### Material
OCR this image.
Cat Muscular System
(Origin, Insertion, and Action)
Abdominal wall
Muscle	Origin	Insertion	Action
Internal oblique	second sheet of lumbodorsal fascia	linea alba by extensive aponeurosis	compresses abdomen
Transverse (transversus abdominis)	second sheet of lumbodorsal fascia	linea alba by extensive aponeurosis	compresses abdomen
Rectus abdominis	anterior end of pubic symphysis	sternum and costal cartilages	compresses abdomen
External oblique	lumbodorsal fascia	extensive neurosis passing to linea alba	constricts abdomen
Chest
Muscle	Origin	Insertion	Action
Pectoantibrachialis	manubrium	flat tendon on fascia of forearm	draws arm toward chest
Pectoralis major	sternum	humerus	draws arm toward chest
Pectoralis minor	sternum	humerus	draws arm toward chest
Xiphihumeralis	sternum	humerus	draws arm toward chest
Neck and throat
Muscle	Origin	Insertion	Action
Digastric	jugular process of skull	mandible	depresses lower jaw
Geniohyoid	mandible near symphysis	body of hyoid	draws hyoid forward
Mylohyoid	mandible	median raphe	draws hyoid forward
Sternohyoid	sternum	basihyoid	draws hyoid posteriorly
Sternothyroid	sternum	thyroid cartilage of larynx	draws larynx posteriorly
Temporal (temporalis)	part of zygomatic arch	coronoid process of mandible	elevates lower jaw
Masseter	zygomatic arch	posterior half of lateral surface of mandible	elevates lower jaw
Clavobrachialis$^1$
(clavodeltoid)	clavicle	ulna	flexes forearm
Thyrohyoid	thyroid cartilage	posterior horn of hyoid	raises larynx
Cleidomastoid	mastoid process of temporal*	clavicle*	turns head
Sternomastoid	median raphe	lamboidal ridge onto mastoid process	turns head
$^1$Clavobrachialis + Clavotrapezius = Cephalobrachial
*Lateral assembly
...
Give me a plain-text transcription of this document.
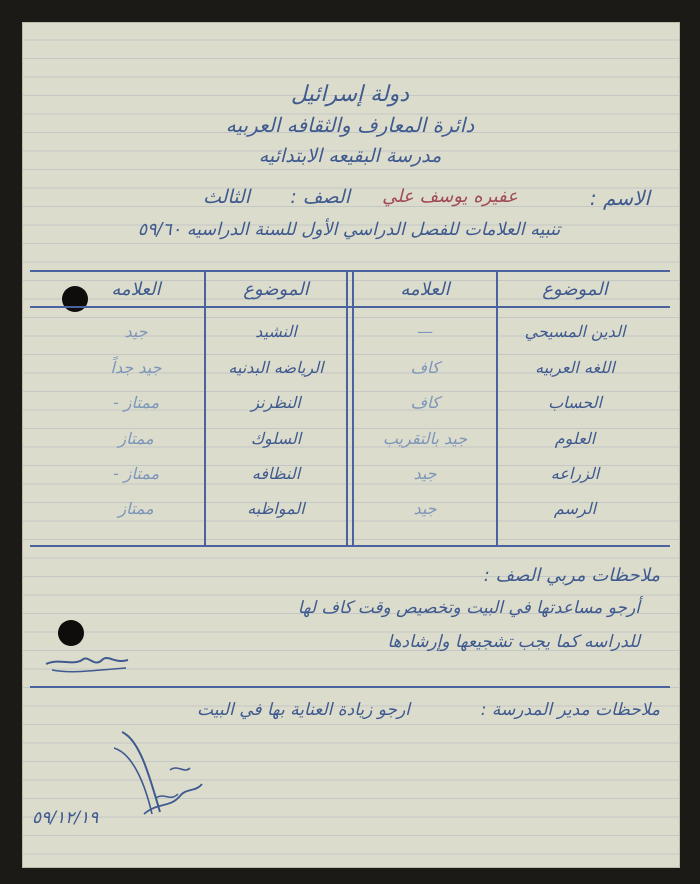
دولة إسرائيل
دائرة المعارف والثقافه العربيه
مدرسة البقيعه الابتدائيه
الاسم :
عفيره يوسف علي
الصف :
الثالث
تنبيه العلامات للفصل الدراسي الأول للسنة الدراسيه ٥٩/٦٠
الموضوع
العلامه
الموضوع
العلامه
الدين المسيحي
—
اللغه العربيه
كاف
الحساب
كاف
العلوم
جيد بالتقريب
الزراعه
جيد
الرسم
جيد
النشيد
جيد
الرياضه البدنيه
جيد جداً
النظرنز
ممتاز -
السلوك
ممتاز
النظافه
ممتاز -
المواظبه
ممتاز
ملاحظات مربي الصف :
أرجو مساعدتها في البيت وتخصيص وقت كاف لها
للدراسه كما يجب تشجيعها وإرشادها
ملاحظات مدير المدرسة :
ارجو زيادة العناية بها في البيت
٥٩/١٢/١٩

### What is being asked
Where a line above holds the string "elevates", show that line.

### Solution for this task
Temporal (temporalis)	part of zygomatic arch	coronoid process of mandible	elevates lower jaw
Masseter	zygomatic arch	posterior half of lateral surface of mandible	elevates lower jaw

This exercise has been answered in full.